● **STATED TASK**:
Pull every line containing "name" from the entries.

● **MATERIAL FOR THIS EXERCISE**:

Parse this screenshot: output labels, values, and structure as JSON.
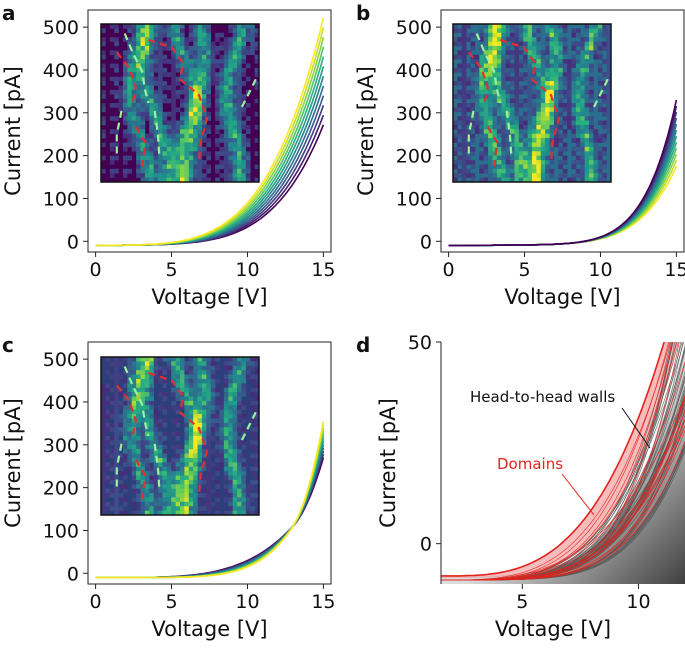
{
  "chart_data": [
    {
      "panel": "a",
      "type": "line",
      "xlabel": "Voltage [V]",
      "ylabel": "Current [pA]",
      "xlim": [
        -0.5,
        15.5
      ],
      "ylim": [
        -25,
        540
      ],
      "xticks": [
        "0",
        "5",
        "10",
        "15"
      ],
      "yticks": [
        "0",
        "100",
        "200",
        "300",
        "400",
        "500"
      ],
      "n_curves": 12,
      "curve_end_current_range": [
        270,
        520
      ],
      "curve_color_order": "purple-low-to-yellow-high",
      "colormap": "viridis",
      "inset": "conductance map with dashed domain-wall traces (red and green)"
    },
    {
      "panel": "b",
      "type": "line",
      "xlabel": "Voltage [V]",
      "ylabel": "Current [pA]",
      "xlim": [
        -0.5,
        15.5
      ],
      "ylim": [
        -25,
        540
      ],
      "xticks": [
        "0",
        "5",
        "10",
        "15"
      ],
      "yticks": [
        "0",
        "100",
        "200",
        "300",
        "400",
        "500"
      ],
      "n_curves": 12,
      "curve_end_current_range": [
        175,
        330
      ],
      "curve_color_order": "yellow-low-to-purple-high",
      "colormap": "viridis",
      "inset": "conductance map with dashed domain-wall traces (red and green)"
    },
    {
      "panel": "c",
      "type": "line",
      "xlabel": "Voltage [V]",
      "ylabel": "Current [pA]",
      "xlim": [
        -0.5,
        15.5
      ],
      "ylim": [
        -25,
        540
      ],
      "xticks": [
        "0",
        "5",
        "10",
        "15"
      ],
      "yticks": [
        "0",
        "100",
        "200",
        "300",
        "400",
        "500"
      ],
      "n_curves": 12,
      "crossing_point": {
        "voltage": 13,
        "current": 110
      },
      "curve_end_current_range": [
        270,
        355
      ],
      "colormap": "viridis",
      "inset": "conductance map with dashed domain-wall traces (red and green)"
    },
    {
      "panel": "d",
      "type": "line",
      "xlabel": "Voltage [V]",
      "ylabel": "Current [pA]",
      "xlim": [
        1.5,
        12
      ],
      "ylim": [
        -10,
        50
      ],
      "xticks": [
        "5",
        "10"
      ],
      "yticks": [
        "0",
        "50"
      ],
      "series": [
        {
          "name": "Head-to-head walls",
          "color": "#555555"
        },
        {
          "name": "Domains",
          "color": "#e3231c"
        }
      ]
    }
  ],
  "labels": {
    "panel_a": "a",
    "panel_b": "b",
    "panel_c": "c",
    "panel_d": "d",
    "head_to_head": "Head-to-head walls",
    "domains": "Domains"
  },
  "colors": {
    "viridis_dark": "#440154",
    "viridis_mid": "#21918c",
    "viridis_light": "#fde725",
    "domains_red": "#e3231c",
    "walls_grey": "#555555"
  }
}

● **SOLUTION TO THIS EXERCISE**:
          "name": "Head-to-head walls",
          "name": "Domains",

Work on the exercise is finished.